WHAT IS ASKED
Report every line from the material that contains the word "سليمان".

◇ ◇ ◇ ◇

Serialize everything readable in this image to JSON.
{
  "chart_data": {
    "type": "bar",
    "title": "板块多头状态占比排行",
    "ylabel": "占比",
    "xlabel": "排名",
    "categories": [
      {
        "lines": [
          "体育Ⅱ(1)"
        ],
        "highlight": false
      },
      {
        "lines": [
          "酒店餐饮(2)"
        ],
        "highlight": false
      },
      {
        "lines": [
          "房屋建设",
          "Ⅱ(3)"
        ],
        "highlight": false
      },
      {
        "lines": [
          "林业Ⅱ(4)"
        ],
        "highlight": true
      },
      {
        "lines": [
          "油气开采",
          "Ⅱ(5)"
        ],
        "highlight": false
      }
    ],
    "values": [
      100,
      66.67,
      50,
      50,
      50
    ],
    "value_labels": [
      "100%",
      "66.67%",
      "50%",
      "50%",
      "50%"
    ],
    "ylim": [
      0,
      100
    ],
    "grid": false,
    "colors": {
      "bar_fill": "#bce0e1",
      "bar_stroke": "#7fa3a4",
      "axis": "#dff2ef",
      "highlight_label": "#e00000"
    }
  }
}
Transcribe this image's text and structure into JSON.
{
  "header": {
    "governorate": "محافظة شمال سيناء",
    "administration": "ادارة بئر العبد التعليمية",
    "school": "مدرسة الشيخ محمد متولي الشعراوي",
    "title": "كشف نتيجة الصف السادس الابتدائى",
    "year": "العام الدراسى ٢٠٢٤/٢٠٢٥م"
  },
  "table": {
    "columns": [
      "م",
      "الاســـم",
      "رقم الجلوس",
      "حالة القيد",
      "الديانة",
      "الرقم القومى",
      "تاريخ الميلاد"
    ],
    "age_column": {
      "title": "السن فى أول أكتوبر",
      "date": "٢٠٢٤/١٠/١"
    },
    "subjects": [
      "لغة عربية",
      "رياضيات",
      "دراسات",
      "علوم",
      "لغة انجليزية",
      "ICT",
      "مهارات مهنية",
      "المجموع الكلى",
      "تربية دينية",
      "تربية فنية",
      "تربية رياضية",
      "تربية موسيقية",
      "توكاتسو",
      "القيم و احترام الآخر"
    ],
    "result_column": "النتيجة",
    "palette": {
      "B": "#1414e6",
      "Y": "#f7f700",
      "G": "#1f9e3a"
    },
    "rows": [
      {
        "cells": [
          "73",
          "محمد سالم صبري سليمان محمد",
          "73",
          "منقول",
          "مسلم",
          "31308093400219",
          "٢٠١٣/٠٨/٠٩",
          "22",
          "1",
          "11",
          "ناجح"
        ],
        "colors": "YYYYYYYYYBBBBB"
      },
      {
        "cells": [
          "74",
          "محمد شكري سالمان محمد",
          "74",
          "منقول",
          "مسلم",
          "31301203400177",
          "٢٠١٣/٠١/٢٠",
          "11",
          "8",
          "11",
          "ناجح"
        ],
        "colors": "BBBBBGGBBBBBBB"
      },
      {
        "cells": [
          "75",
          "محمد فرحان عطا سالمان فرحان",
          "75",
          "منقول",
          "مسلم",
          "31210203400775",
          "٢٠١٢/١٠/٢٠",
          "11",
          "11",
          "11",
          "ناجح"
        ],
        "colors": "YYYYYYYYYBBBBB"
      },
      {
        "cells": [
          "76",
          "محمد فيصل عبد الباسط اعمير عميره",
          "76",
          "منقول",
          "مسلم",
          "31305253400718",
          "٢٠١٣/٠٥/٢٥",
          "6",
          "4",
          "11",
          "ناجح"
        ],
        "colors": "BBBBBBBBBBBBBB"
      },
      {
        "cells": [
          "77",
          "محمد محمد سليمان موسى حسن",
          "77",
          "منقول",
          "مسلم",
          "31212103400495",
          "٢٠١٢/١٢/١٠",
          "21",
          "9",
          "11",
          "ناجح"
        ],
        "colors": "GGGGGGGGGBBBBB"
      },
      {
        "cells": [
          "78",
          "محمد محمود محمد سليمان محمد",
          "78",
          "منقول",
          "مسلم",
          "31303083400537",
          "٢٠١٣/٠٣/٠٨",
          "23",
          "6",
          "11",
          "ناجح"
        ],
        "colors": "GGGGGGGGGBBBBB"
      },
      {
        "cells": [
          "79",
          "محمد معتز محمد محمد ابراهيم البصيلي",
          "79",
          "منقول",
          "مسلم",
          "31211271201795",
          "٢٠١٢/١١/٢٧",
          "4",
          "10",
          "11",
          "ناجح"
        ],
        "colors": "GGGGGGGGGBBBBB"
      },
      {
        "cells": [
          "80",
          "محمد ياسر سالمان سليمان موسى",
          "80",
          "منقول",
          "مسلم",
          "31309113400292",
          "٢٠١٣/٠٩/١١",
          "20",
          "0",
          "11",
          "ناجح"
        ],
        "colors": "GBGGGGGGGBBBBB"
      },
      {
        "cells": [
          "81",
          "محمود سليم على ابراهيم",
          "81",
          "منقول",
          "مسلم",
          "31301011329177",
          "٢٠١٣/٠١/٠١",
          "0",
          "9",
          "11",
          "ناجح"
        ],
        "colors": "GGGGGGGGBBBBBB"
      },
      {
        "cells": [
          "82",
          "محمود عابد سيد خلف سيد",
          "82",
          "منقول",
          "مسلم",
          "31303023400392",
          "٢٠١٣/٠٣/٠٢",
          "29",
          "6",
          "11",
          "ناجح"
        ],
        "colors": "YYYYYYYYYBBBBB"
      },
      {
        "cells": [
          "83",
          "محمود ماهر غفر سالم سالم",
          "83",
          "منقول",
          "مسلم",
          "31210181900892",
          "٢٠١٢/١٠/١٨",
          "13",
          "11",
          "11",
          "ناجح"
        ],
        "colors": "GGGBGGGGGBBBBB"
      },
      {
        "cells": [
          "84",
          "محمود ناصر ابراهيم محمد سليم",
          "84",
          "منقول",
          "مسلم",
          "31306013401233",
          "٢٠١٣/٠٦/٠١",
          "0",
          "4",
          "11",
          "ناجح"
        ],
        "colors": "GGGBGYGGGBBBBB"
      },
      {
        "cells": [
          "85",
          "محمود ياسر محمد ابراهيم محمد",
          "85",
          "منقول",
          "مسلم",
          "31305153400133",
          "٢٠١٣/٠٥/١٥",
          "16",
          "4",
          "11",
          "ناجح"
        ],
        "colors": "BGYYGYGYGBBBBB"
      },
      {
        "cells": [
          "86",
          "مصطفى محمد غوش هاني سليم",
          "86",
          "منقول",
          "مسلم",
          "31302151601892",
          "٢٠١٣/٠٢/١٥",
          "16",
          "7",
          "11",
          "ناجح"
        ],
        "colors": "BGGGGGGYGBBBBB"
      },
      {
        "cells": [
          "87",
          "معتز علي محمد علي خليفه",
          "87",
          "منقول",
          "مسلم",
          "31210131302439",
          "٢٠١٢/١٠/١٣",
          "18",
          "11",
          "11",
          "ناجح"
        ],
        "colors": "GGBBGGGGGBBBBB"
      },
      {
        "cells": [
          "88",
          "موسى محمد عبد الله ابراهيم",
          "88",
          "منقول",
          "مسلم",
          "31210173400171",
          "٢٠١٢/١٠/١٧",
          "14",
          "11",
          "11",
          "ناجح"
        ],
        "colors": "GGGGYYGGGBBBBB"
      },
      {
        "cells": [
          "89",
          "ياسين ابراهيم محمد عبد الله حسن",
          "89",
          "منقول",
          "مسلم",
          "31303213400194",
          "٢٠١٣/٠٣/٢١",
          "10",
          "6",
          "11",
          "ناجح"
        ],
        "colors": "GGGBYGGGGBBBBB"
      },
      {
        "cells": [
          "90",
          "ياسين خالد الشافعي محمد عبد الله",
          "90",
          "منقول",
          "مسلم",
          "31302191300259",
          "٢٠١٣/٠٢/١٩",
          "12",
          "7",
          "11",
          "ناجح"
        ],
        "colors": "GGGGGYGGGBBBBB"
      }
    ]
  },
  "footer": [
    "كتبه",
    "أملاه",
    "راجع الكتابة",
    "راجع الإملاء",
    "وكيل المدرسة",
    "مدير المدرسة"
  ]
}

◇ ◇ ◇ ◇

WRITTEN SOLUTION
          "محمد سالم صبري سليمان محمد",
          "محمد محمد سليمان موسى حسن",
          "محمد محمود محمد سليمان محمد",
          "محمد ياسر سالمان سليمان موسى",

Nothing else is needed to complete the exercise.